→ **Exercise task**
Give back all the data exactly, line by line.

─── Dataset records

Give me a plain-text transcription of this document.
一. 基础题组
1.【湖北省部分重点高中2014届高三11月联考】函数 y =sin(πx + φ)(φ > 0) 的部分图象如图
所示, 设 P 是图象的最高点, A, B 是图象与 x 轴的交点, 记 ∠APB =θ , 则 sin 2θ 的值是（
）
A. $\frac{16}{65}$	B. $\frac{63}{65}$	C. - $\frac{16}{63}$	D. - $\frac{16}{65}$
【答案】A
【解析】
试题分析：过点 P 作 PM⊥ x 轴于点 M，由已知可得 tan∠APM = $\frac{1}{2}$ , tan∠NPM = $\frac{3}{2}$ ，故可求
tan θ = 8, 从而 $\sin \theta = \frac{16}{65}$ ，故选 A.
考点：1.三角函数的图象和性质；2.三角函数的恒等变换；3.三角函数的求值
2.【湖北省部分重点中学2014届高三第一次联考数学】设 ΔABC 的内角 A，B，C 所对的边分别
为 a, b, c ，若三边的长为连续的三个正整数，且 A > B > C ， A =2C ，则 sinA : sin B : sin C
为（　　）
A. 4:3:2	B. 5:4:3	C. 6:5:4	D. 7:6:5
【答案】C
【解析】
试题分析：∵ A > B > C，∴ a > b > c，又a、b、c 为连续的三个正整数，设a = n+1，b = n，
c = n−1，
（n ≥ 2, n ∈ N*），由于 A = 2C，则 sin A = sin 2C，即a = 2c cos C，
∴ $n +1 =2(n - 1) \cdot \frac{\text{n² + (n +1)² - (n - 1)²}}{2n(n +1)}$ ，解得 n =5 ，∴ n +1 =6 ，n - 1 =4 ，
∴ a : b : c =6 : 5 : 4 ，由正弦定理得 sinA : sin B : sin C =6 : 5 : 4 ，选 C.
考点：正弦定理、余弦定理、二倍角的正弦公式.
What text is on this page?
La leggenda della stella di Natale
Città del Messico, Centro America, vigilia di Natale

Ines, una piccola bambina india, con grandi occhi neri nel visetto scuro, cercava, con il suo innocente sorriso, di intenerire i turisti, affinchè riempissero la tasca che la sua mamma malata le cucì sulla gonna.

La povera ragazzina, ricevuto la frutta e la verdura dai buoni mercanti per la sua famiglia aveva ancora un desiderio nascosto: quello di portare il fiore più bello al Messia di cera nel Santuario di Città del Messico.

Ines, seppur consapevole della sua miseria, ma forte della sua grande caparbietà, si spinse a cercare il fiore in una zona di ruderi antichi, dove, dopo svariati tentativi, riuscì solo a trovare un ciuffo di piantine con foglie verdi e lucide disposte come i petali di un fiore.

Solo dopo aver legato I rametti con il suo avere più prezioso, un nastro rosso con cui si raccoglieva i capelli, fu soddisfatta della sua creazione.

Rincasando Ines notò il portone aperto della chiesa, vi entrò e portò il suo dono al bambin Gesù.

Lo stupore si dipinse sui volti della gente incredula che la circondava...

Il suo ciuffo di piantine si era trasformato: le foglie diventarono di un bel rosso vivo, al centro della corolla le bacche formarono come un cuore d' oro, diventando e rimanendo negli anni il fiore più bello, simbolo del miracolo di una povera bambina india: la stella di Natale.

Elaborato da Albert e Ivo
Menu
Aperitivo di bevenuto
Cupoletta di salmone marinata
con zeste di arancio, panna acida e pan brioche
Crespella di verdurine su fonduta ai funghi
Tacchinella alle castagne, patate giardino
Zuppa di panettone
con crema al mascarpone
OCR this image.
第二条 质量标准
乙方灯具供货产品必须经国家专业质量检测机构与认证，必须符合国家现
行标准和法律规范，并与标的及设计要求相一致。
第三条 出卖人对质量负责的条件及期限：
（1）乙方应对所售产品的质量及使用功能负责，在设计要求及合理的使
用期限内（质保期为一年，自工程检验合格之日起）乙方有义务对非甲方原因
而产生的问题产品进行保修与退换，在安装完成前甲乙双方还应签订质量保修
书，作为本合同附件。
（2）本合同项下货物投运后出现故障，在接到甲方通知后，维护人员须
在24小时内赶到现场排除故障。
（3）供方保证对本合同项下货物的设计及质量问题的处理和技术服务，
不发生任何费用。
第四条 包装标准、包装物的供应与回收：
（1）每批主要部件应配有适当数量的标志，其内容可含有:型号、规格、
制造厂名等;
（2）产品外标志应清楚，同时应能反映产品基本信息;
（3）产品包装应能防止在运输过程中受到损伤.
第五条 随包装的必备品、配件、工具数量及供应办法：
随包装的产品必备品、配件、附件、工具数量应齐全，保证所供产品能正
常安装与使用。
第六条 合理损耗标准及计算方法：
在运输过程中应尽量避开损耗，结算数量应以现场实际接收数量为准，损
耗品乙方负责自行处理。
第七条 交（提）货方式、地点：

──────

→ **Written response**
Give me a plain-text transcription of this document.
一. 基础题组
1.【湖北省部分重点高中2014届高三11月联考】函数 y =sin(πx + φ)(φ > 0) 的部分图象如图
所示, 设 P 是图象的最高点, A, B 是图象与 x 轴的交点, 记 ∠APB =θ , 则 sin 2θ 的值是（
）
A. $\frac{16}{65}$	B. $\frac{63}{65}$	C. - $\frac{16}{63}$	D. - $\frac{16}{65}$
【答案】A
【解析】
试题分析：过点 P 作 PM⊥ x 轴于点 M，由已知可得 tan∠APM = $\frac{1}{2}$ , tan∠NPM = $\frac{3}{2}$ ，故可求
tan θ = 8, 从而 $\sin \theta = \frac{16}{65}$ ，故选 A.
考点：1.三角函数的图象和性质；2.三角函数的恒等变换；3.三角函数的求值
2.【湖北省部分重点中学2014届高三第一次联考数学】设 ΔABC 的内角 A，B，C 所对的边分别
为 a, b, c ，若三边的长为连续的三个正整数，且 A > B > C ， A =2C ，则 sinA : sin B : sin C
为（　　）
A. 4:3:2	B. 5:4:3	C. 6:5:4	D. 7:6:5
【答案】C
【解析】
试题分析：∵ A > B > C，∴ a > b > c，又a、b、c 为连续的三个正整数，设a = n+1，b = n，
c = n−1，
（n ≥ 2, n ∈ N*），由于 A = 2C，则 sin A = sin 2C，即a = 2c cos C，
∴ $n +1 =2(n - 1) \cdot \frac{\text{n² + (n +1)² - (n - 1)²}}{2n(n +1)}$ ，解得 n =5 ，∴ n +1 =6 ，n - 1 =4 ，
∴ a : b : c =6 : 5 : 4 ，由正弦定理得 sinA : sin B : sin C =6 : 5 : 4 ，选 C.
考点：正弦定理、余弦定理、二倍角的正弦公式.
What text is on this page?
La leggenda della stella di Natale
Città del Messico, Centro America, vigilia di Natale

Ines, una piccola bambina india, con grandi occhi neri nel visetto scuro, cercava, con il suo innocente sorriso, di intenerire i turisti, affinchè riempissero la tasca che la sua mamma malata le cucì sulla gonna.

La povera ragazzina, ricevuto la frutta e la verdura dai buoni mercanti per la sua famiglia aveva ancora un desiderio nascosto: quello di portare il fiore più bello al Messia di cera nel Santuario di Città del Messico.

Ines, seppur consapevole della sua miseria, ma forte della sua grande caparbietà, si spinse a cercare il fiore in una zona di ruderi antichi, dove, dopo svariati tentativi, riuscì solo a trovare un ciuffo di piantine con foglie verdi e lucide disposte come i petali di un fiore.

Solo dopo aver legato I rametti con il suo avere più prezioso, un nastro rosso con cui si raccoglieva i capelli, fu soddisfatta della sua creazione.

Rincasando Ines notò il portone aperto della chiesa, vi entrò e portò il suo dono al bambin Gesù.

Lo stupore si dipinse sui volti della gente incredula che la circondava...

Il suo ciuffo di piantine si era trasformato: le foglie diventarono di un bel rosso vivo, al centro della corolla le bacche formarono come un cuore d' oro, diventando e rimanendo negli anni il fiore più bello, simbolo del miracolo di una povera bambina india: la stella di Natale.

Elaborato da Albert e Ivo
Menu
Aperitivo di bevenuto
Cupoletta di salmone marinata
con zeste di arancio, panna acida e pan brioche
Crespella di verdurine su fonduta ai funghi
Tacchinella alle castagne, patate giardino
Zuppa di panettone
con crema al mascarpone
OCR this image.
第二条 质量标准
乙方灯具供货产品必须经国家专业质量检测机构与认证，必须符合国家现
行标准和法律规范，并与标的及设计要求相一致。
第三条 出卖人对质量负责的条件及期限：
（1）乙方应对所售产品的质量及使用功能负责，在设计要求及合理的使
用期限内（质保期为一年，自工程检验合格之日起）乙方有义务对非甲方原因
而产生的问题产品进行保修与退换，在安装完成前甲乙双方还应签订质量保修
书，作为本合同附件。
（2）本合同项下货物投运后出现故障，在接到甲方通知后，维护人员须
在24小时内赶到现场排除故障。
（3）供方保证对本合同项下货物的设计及质量问题的处理和技术服务，
不发生任何费用。
第四条 包装标准、包装物的供应与回收：
（1）每批主要部件应配有适当数量的标志，其内容可含有:型号、规格、
制造厂名等;
（2）产品外标志应清楚，同时应能反映产品基本信息;
（3）产品包装应能防止在运输过程中受到损伤.
第五条 随包装的必备品、配件、工具数量及供应办法：
随包装的产品必备品、配件、附件、工具数量应齐全，保证所供产品能正
常安装与使用。
第六条 合理损耗标准及计算方法：
在运输过程中应尽量避开损耗，结算数量应以现场实际接收数量为准，损
耗品乙方负责自行处理。
第七条 交（提）货方式、地点：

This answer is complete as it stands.